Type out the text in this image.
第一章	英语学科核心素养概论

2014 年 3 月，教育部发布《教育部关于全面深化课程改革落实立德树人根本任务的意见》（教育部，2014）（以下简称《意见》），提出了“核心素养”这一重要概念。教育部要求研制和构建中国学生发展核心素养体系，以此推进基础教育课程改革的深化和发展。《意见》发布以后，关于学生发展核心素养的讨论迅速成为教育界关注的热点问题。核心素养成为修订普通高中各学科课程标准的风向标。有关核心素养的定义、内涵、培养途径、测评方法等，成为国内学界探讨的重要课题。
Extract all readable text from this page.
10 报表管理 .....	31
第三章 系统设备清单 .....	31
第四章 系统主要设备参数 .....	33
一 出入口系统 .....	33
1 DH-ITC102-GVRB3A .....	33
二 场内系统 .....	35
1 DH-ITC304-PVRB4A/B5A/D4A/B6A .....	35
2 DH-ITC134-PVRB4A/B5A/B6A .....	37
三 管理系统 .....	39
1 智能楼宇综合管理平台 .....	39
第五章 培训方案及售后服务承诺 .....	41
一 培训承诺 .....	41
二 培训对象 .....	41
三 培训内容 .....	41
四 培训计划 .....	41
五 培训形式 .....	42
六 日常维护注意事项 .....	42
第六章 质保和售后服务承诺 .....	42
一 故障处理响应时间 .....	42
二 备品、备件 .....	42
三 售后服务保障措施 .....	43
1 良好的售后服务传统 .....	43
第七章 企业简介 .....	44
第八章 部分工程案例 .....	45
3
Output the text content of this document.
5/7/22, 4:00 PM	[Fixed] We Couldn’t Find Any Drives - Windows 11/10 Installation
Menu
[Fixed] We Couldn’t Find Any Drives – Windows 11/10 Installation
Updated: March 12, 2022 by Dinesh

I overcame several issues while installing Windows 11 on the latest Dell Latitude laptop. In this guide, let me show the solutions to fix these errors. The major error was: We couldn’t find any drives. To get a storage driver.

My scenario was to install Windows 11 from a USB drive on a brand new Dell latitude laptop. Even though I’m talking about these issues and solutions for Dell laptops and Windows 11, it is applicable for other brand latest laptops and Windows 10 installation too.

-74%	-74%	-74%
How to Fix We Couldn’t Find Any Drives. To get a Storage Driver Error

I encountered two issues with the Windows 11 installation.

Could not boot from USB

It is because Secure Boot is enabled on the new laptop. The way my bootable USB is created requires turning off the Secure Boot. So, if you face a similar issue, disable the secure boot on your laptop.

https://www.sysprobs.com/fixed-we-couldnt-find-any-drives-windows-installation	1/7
┄┄┄┄┄┄┄┄┄┄
-- WORK INSTRUCTIONS --
Pick out and copy every line that contains the word "text".

-- EXERCISE OUTPUT --
Type out the text in this image.
Extract all readable text from this page.
Output the text content of this document.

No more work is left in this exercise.